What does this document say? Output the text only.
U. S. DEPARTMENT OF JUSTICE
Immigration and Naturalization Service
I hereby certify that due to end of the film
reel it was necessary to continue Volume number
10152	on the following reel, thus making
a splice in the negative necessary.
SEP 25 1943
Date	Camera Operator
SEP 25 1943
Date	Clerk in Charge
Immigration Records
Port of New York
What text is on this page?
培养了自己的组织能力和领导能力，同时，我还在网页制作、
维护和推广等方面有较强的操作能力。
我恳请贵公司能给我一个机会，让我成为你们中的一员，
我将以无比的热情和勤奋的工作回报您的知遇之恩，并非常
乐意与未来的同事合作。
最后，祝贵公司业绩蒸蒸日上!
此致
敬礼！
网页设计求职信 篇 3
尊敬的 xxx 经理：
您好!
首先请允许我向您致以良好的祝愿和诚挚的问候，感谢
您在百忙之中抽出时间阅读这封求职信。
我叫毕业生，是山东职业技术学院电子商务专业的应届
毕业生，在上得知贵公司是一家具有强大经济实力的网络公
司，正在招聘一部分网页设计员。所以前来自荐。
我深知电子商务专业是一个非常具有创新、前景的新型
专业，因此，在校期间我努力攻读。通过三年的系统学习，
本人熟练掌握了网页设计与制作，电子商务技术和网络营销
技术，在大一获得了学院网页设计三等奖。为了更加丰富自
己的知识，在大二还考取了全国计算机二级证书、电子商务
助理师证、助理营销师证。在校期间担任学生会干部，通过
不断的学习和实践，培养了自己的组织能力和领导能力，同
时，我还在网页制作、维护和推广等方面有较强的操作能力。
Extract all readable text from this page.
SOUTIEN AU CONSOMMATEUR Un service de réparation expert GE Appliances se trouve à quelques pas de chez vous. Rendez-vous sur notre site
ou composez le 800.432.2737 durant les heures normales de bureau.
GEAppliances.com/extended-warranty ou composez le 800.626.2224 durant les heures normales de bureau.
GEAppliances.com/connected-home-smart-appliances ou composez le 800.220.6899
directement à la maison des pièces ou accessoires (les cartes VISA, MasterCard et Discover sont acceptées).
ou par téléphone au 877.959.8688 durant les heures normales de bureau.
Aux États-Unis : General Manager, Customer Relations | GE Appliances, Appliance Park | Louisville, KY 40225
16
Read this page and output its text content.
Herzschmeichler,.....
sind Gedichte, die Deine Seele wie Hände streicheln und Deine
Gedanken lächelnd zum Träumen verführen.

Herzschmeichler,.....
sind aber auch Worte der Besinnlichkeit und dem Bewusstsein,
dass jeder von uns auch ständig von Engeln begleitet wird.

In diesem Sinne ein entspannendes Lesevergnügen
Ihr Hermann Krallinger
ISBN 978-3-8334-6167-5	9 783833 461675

****

● Task directions
Make an exact copy of all the data.

● Solution to this problem
What does this document say? Output the text only.
U. S. DEPARTMENT OF JUSTICE
Immigration and Naturalization Service
I hereby certify that due to end of the film
reel it was necessary to continue Volume number
10152	on the following reel, thus making
a splice in the negative necessary.
SEP 25 1943
Date	Camera Operator
SEP 25 1943
Date	Clerk in Charge
Immigration Records
Port of New York
What text is on this page?
培养了自己的组织能力和领导能力，同时，我还在网页制作、
维护和推广等方面有较强的操作能力。
我恳请贵公司能给我一个机会，让我成为你们中的一员，
我将以无比的热情和勤奋的工作回报您的知遇之恩，并非常
乐意与未来的同事合作。
最后，祝贵公司业绩蒸蒸日上!
此致
敬礼！
网页设计求职信 篇 3
尊敬的 xxx 经理：
您好!
首先请允许我向您致以良好的祝愿和诚挚的问候，感谢
您在百忙之中抽出时间阅读这封求职信。
我叫毕业生，是山东职业技术学院电子商务专业的应届
毕业生，在上得知贵公司是一家具有强大经济实力的网络公
司，正在招聘一部分网页设计员。所以前来自荐。
我深知电子商务专业是一个非常具有创新、前景的新型
专业，因此，在校期间我努力攻读。通过三年的系统学习，
本人熟练掌握了网页设计与制作，电子商务技术和网络营销
技术，在大一获得了学院网页设计三等奖。为了更加丰富自
己的知识，在大二还考取了全国计算机二级证书、电子商务
助理师证、助理营销师证。在校期间担任学生会干部，通过
不断的学习和实践，培养了自己的组织能力和领导能力，同
时，我还在网页制作、维护和推广等方面有较强的操作能力。
Extract all readable text from this page.
SOUTIEN AU CONSOMMATEUR Un service de réparation expert GE Appliances se trouve à quelques pas de chez vous. Rendez-vous sur notre site
ou composez le 800.432.2737 durant les heures normales de bureau.
GEAppliances.com/extended-warranty ou composez le 800.626.2224 durant les heures normales de bureau.
GEAppliances.com/connected-home-smart-appliances ou composez le 800.220.6899
directement à la maison des pièces ou accessoires (les cartes VISA, MasterCard et Discover sont acceptées).
ou par téléphone au 877.959.8688 durant les heures normales de bureau.
Aux États-Unis : General Manager, Customer Relations | GE Appliances, Appliance Park | Louisville, KY 40225
16
Read this page and output its text content.
Herzschmeichler,.....
sind Gedichte, die Deine Seele wie Hände streicheln und Deine
Gedanken lächelnd zum Träumen verführen.

Herzschmeichler,.....
sind aber auch Worte der Besinnlichkeit und dem Bewusstsein,
dass jeder von uns auch ständig von Engeln begleitet wird.

In diesem Sinne ein entspannendes Lesevergnügen
Ihr Hermann Krallinger
ISBN 978-3-8334-6167-5	9 783833 461675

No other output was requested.